- **WORK TO COMPLETE**: Comb through the entries for "Configure" and pull out each line that holds it.

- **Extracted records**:
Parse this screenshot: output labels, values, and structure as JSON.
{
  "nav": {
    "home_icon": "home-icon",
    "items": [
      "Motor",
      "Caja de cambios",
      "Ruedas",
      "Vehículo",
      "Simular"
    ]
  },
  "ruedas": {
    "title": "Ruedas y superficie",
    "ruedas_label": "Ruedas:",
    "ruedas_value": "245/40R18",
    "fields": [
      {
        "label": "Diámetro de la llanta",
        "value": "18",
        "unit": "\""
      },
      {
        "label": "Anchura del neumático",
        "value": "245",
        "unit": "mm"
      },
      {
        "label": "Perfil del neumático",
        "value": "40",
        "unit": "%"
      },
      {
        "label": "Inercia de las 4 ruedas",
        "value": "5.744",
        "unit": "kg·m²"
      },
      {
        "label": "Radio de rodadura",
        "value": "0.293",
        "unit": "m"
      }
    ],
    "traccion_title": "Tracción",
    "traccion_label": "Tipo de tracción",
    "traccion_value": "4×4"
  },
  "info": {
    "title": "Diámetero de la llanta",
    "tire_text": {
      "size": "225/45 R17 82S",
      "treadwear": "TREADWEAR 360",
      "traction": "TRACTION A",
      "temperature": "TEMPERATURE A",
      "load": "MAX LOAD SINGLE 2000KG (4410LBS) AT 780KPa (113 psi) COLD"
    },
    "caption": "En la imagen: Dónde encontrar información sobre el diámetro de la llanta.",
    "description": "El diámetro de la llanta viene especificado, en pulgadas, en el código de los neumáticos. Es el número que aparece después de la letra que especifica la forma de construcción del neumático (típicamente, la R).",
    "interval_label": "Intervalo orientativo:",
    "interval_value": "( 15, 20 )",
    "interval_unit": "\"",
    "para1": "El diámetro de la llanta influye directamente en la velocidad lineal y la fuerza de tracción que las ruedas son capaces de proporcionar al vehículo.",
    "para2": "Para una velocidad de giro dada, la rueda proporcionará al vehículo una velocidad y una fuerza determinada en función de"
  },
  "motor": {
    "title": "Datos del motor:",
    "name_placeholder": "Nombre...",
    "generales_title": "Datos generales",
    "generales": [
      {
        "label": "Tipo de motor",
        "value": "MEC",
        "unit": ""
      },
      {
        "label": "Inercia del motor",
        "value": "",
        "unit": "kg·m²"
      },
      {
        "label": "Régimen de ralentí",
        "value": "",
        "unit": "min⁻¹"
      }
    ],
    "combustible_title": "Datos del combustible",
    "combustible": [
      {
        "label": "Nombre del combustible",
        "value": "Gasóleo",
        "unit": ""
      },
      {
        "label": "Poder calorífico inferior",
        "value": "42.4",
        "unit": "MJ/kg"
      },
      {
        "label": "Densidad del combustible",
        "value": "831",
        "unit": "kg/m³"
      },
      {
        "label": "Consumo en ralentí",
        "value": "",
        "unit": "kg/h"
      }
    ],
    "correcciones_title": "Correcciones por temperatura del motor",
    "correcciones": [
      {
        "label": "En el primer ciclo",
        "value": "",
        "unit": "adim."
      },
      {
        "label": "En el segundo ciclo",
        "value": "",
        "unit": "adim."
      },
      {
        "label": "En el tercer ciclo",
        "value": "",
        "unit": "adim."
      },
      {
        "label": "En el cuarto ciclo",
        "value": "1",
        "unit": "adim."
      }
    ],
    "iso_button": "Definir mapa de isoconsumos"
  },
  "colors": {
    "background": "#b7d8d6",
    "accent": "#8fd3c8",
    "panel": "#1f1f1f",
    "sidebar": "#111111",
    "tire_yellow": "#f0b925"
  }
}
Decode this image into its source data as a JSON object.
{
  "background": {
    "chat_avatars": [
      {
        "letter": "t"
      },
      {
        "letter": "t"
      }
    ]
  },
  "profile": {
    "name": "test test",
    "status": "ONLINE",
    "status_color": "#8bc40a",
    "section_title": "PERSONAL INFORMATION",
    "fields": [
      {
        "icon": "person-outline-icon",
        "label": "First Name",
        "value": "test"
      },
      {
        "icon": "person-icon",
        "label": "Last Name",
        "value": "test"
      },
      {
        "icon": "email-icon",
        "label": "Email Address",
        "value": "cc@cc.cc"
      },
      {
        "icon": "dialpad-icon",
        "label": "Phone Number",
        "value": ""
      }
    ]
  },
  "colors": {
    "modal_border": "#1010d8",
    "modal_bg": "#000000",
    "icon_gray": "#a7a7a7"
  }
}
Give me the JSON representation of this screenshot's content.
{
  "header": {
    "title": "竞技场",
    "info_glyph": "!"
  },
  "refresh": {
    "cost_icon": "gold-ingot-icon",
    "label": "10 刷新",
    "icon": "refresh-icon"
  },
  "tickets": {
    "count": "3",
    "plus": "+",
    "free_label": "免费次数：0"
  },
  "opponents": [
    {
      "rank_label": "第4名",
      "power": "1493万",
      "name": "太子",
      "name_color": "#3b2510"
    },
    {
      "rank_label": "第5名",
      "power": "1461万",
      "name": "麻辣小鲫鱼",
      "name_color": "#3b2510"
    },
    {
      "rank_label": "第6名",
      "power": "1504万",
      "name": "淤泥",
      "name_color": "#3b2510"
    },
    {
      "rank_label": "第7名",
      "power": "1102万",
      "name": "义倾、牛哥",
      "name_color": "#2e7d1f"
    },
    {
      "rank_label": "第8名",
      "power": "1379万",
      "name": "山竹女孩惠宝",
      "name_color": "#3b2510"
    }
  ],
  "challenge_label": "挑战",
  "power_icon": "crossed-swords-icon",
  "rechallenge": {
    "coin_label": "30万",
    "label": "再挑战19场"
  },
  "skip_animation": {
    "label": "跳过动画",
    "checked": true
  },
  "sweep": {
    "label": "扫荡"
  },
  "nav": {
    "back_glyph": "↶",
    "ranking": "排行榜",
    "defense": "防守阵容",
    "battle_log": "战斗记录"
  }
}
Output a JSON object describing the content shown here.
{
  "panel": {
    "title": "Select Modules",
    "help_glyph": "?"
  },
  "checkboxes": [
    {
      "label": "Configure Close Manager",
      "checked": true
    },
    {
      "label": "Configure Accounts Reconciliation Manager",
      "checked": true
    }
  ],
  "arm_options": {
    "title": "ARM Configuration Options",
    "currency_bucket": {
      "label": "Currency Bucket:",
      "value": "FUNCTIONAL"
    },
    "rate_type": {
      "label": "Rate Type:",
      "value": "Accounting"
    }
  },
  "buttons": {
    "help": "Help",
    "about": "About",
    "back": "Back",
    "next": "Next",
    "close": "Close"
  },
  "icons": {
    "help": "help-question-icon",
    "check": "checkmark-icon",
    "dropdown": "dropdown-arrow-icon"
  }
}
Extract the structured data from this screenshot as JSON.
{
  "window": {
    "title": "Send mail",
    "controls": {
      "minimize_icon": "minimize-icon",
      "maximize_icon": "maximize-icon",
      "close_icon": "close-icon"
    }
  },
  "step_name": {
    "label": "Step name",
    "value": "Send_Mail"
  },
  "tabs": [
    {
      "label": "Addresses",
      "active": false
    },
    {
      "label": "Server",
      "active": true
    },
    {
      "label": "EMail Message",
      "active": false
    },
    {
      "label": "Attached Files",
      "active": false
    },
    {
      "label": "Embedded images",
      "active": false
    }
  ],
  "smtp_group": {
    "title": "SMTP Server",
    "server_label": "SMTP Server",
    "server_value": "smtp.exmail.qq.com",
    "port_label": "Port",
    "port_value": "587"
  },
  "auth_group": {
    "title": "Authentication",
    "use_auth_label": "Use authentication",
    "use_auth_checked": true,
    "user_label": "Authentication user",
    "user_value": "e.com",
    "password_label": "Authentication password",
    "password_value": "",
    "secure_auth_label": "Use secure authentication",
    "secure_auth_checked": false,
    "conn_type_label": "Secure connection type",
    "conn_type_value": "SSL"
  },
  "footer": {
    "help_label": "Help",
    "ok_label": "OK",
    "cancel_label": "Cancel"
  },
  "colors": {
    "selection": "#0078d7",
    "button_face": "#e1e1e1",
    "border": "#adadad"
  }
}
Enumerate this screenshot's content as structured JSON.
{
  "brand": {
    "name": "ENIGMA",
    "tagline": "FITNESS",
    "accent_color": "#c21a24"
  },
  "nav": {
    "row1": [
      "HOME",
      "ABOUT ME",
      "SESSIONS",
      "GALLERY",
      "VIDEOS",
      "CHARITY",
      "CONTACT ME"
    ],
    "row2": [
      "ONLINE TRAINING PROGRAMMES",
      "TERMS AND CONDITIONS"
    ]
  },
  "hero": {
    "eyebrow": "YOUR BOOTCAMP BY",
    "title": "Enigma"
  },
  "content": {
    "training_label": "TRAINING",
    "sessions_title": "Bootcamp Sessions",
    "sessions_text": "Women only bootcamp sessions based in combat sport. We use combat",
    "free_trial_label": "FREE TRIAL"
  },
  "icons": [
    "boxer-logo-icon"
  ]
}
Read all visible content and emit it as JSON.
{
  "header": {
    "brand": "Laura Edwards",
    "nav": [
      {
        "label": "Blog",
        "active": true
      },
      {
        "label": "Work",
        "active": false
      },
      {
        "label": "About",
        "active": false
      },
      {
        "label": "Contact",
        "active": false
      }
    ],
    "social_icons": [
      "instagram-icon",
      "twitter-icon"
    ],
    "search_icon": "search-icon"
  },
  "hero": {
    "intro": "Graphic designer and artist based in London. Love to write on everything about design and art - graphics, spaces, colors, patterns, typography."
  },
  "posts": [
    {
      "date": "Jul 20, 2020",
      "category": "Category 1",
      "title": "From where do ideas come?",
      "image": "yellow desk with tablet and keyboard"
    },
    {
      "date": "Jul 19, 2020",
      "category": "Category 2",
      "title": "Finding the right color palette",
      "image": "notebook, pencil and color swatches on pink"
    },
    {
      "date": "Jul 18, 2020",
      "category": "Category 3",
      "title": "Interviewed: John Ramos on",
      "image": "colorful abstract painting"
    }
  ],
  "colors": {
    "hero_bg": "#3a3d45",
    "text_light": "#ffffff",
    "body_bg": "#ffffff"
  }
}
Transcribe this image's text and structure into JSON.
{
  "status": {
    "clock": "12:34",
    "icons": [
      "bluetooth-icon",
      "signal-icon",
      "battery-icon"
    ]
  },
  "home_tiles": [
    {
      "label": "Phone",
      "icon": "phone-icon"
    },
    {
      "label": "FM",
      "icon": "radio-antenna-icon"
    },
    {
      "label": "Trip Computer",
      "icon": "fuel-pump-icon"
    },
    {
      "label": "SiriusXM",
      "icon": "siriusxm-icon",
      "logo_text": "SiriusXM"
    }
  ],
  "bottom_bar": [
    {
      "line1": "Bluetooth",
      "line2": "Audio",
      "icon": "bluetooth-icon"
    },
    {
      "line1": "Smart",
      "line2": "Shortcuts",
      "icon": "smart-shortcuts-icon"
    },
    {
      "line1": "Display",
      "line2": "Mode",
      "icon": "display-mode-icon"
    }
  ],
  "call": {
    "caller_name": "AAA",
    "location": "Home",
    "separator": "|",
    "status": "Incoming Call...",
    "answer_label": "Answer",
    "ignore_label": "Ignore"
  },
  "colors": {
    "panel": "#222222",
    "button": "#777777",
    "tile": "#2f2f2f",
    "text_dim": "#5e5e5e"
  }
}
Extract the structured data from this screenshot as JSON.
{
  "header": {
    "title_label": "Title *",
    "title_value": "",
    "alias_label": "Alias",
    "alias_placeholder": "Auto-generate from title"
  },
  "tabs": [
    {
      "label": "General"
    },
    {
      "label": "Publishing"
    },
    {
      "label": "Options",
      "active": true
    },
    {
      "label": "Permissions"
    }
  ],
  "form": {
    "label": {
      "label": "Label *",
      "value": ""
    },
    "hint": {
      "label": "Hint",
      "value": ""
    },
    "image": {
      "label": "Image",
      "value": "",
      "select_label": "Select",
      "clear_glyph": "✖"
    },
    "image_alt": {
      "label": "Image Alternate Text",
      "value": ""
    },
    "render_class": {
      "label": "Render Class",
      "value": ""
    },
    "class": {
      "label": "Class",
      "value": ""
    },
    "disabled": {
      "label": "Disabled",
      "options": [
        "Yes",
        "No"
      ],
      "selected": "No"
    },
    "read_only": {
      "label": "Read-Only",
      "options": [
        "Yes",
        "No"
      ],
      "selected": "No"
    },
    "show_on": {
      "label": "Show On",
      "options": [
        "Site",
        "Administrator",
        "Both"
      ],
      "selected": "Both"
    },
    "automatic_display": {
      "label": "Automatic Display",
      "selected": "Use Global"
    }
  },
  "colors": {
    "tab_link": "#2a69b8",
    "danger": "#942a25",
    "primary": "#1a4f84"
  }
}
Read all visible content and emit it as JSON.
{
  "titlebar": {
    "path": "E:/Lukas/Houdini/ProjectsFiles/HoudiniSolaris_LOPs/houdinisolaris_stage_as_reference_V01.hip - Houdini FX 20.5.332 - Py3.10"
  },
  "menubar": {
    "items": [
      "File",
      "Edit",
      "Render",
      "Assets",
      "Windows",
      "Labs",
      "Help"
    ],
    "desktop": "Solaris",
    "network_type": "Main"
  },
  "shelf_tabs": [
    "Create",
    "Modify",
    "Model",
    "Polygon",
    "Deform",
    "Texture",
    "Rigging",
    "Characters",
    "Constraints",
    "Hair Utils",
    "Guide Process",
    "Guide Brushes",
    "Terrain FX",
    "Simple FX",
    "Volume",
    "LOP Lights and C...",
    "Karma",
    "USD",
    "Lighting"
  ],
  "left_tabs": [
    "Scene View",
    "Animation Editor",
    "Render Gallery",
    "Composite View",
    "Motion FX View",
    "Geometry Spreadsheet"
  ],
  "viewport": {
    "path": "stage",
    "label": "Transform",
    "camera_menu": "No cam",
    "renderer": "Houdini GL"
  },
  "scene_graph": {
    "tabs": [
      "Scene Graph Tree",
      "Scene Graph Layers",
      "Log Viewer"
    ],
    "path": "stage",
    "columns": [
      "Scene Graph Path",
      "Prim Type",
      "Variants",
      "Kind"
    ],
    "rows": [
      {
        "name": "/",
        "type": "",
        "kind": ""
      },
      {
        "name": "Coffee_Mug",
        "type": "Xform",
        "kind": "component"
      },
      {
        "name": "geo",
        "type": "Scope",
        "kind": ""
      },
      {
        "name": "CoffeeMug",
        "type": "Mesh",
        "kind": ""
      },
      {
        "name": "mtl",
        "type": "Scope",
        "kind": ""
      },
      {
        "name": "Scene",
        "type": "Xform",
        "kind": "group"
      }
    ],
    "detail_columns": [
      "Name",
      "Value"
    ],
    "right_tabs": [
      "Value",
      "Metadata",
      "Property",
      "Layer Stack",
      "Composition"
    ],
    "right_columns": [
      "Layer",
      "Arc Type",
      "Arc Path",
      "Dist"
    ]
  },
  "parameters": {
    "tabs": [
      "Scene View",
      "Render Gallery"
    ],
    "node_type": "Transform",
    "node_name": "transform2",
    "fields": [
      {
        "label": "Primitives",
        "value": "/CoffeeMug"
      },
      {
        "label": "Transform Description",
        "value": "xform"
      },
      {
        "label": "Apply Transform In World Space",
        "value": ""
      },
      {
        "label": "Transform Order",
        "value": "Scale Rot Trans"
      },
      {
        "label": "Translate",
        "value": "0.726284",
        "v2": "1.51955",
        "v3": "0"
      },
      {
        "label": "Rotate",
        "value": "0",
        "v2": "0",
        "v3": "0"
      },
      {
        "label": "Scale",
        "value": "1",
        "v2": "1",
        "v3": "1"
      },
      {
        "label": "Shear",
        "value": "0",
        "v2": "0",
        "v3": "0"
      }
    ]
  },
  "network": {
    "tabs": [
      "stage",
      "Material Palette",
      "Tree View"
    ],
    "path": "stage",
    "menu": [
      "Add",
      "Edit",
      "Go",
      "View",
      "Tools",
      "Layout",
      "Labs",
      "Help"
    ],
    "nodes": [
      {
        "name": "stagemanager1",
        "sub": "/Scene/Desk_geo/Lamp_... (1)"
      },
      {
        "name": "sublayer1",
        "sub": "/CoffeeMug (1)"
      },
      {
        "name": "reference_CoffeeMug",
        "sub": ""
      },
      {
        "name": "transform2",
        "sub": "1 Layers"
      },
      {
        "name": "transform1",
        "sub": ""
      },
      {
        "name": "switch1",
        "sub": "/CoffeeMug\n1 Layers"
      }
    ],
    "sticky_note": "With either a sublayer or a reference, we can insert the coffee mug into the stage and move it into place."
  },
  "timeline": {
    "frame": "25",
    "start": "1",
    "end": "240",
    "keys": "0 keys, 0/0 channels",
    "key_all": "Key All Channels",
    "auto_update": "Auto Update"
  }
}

- **RESPONSE TO THIS EXERCISE**:
      "label": "Configure Close Manager",
      "label": "Configure Accounts Reconciliation Manager",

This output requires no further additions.